======== Provided passage ========
Decolonial Keywords: South Asian Thought Challenges Colonial Knowledge Systems
In the simplest possible sense, keywords serve as shortcuts for large amounts of valuable information. They are words of great conceptual significance, referring to things fundamental to a subject. The term "decolonial" specifically refers to the condition of being or having been extracted or removed from the colonial condition. Decolonising words represents an ongoing attempt by formerly colonised peoples to eliminate or remove the distorting effects of colonialism in their ways of knowing. Decolonial keywords, therefore, are conceptually loaded terms that challenge colonially influenced systems of knowledge.
A Groundbreaking Editorial Effort
Decolonial Keywords: South Asian Thoughts and Attitudes, edited by Sasanka Perera and Renny Thomas, undertakes the ambitious task of enlisting and explaining important decolonial keywords grounded in South Asian histories, experiences, and intellectual traditions. The editors dedicate this book to 'those who think differently.' Given the depth and durability of colonial influence on the region's knowledge systems, the work of decolonising concepts is a demanding and critical endeavor.
Perera and Thomas have curated a collection of thirty essays, each with a word count exceeding 4,000. Every essay explains one keyword, either originating within South Asia or acquiring particular significance within its context. These essays are organised into six thematic sections, ranging from cultural variations, resistance and people, to spaces, poetics and identity.
Editorial Stance and Political Context
In the introduction, the editors make their positions and biases known. While retaining the disciplinary rationality of sociology and history, they challenge the inadequacies of these disciplines when applied uncritically to South Asia and the post-colonial world in general. The project is not about producing a distinct South Asian sociology but about reworking sociology and history through a better-grounded conceptual vocabulary.
This critical stance is not merely abstract. In a striking moment in the acknowledgements, Perera thanks his former institution, South Asia University (SAU), for freeing him of his duties, which ironically afforded him more time to complete the volume. As one of the founding faculty members at the Sociology Department of SAU, Perera was forced into resignation after a PhD research proposal he entertained was deemed objectionable by the university administration. This episode, briefly alluded to in the book, underscores that political pressures continue to influence and censor knowledge production even today.
Beyond Universalism and Particularism
Rather than excavating vernacular terms in isolation, the book foregrounds South Asian debates as theoretically at par with, rather than subordinate to, Western formulations. By challenging the dogmatic binaries of universalism and particularism, liberal globalisation and state-enforced indigenism, the editors claim that the book is an attempt at 'decolonising the decolonial itself' (page 5). They repeatedly caution against the uncritical embrace of nativism in the name of decolonisation.
The ambition of the volume is twofold. First, it demonstrates how supposedly universal concepts developed in Europe or North America often fail to capture the specificities of South Asian social and political life. Second, it challenges the tendency to confine South Asian concepts to the domain of area studies, denying them the status of theory. The possibility that such concepts might possess greater explanatory power than their Western counterparts is rarely entertained. This book does exactly that and tries to mainstream these keywords within the broader social sciences.
========
Task goal:
In the review of Decolonial Keywords, to whom do the editors dedicate the book? The lines placed after the review are separate material with no tie to it.
======== Excerpted records ========
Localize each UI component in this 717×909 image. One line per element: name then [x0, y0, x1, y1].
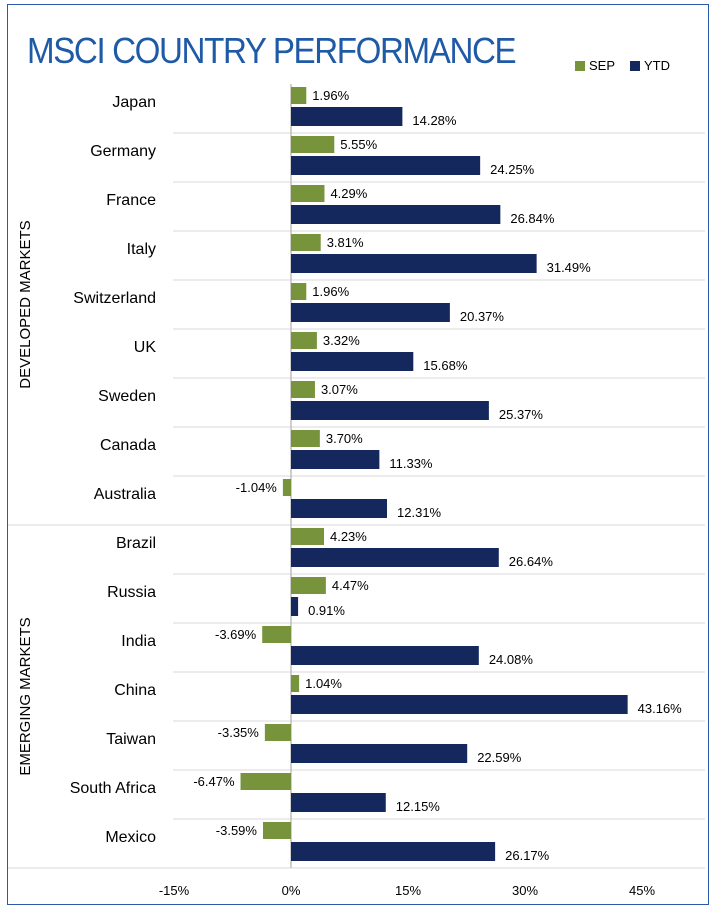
category-label: Brazil [116, 535, 156, 552]
bar-sep [282, 479, 291, 496]
bar-sep [291, 234, 321, 251]
bar-ytd [291, 499, 388, 518]
bar-sep [291, 87, 307, 104]
bar-sep [291, 430, 320, 447]
legend-label-sep: SEP [589, 58, 616, 73]
data-label-ytd: 31.49% [547, 260, 592, 275]
bar-sep [264, 724, 291, 741]
category-label: Mexico [105, 829, 156, 846]
data-label-sep: -1.04% [236, 480, 278, 495]
bar-sep [291, 283, 307, 300]
x-tick-label: 15% [395, 883, 421, 898]
data-label-sep: 5.55% [340, 137, 377, 152]
x-tick-label: -15% [159, 883, 190, 898]
category-label: Japan [112, 94, 156, 111]
data-label-sep: 3.81% [327, 235, 364, 250]
bar-ytd [291, 597, 299, 616]
data-label-ytd: 24.08% [489, 652, 534, 667]
bar-sep [291, 332, 317, 349]
bar-sep [291, 136, 335, 153]
data-label-sep: -3.35% [218, 725, 260, 740]
x-tick-label: 30% [512, 883, 538, 898]
bar-ytd [291, 842, 496, 861]
data-label-ytd: 24.25% [490, 162, 535, 177]
x-tick-label: 0% [282, 883, 301, 898]
category-label: Taiwan [106, 731, 156, 748]
bar-ytd [291, 744, 468, 763]
bar-sep [291, 675, 300, 692]
bar-ytd [291, 156, 481, 175]
legend-swatch-ytd [630, 60, 640, 71]
category-label: Germany [90, 143, 156, 160]
bar-sep [291, 577, 326, 594]
legend-swatch-sep [575, 60, 585, 71]
category-label: Canada [100, 437, 156, 454]
data-label-sep: 4.23% [330, 529, 367, 544]
data-label-sep: 3.32% [323, 333, 360, 348]
data-label-ytd: 22.59% [477, 750, 522, 765]
bar-ytd [291, 254, 537, 273]
bar-ytd [291, 793, 386, 812]
bar-ytd [291, 695, 628, 714]
data-label-sep: 1.04% [305, 676, 342, 691]
data-label-ytd: 20.37% [460, 309, 505, 324]
x-tick-label: 45% [629, 883, 655, 898]
data-label-ytd: 26.17% [505, 848, 550, 863]
bar-sep [262, 822, 291, 839]
category-label: Italy [127, 241, 156, 258]
category-label: UK [134, 339, 157, 356]
legend-item-ytd: YTD [630, 58, 670, 73]
data-label-sep: 3.70% [326, 431, 363, 446]
legend-label-ytd: YTD [644, 58, 670, 73]
group-label-developed: DEVELOPED MARKETS [17, 220, 34, 388]
bar-sep [291, 185, 325, 202]
data-label-ytd: 26.84% [510, 211, 555, 226]
data-label-ytd: 12.31% [397, 505, 442, 520]
data-label-ytd: 25.37% [499, 407, 544, 422]
category-label: France [106, 192, 156, 209]
category-label: Australia [94, 486, 156, 503]
category-label: Sweden [98, 388, 156, 405]
data-label-sep: 4.29% [330, 186, 367, 201]
bar-ytd [291, 205, 501, 224]
bar-ytd [291, 303, 450, 322]
data-label-sep: -3.69% [215, 627, 257, 642]
data-label-ytd: 26.64% [509, 554, 554, 569]
bar-ytd [291, 107, 403, 126]
bar-sep [291, 528, 324, 545]
data-label-sep: -3.59% [216, 823, 258, 838]
data-label-ytd: 14.28% [412, 113, 457, 128]
bar-sep [262, 626, 291, 643]
data-label-sep: 4.47% [332, 578, 369, 593]
data-label-sep: 3.07% [321, 382, 358, 397]
bar-ytd [291, 401, 489, 420]
data-label-ytd: 15.68% [423, 358, 468, 373]
bar-ytd [291, 352, 414, 371]
data-label-ytd: 11.33% [389, 456, 433, 471]
bar-sep [240, 773, 291, 790]
category-label: Switzerland [73, 290, 156, 307]
data-label-sep: 1.96% [312, 88, 349, 103]
category-label: China [114, 682, 156, 699]
data-label-ytd: 12.15% [396, 799, 441, 814]
bar-ytd [291, 646, 479, 665]
data-label-ytd: 0.91% [308, 603, 345, 618]
group-label-emerging: EMERGING MARKETS [17, 617, 34, 775]
bar-sep [291, 381, 315, 398]
bar-ytd [291, 548, 499, 567]
chart-title: MSCI COUNTRY PERFORMANCE [27, 30, 517, 71]
bar-ytd [291, 450, 380, 469]
legend-item-sep: SEP [575, 58, 615, 73]
category-label: Russia [107, 584, 156, 601]
data-label-sep: 1.96% [312, 284, 349, 299]
category-label: India [121, 633, 156, 650]
category-label: South Africa [70, 780, 156, 797]
data-label-ytd: 43.16% [638, 701, 683, 716]
data-label-sep: -6.47% [193, 774, 235, 789]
========
Reply:
The editors dedicate it to "those who think differently."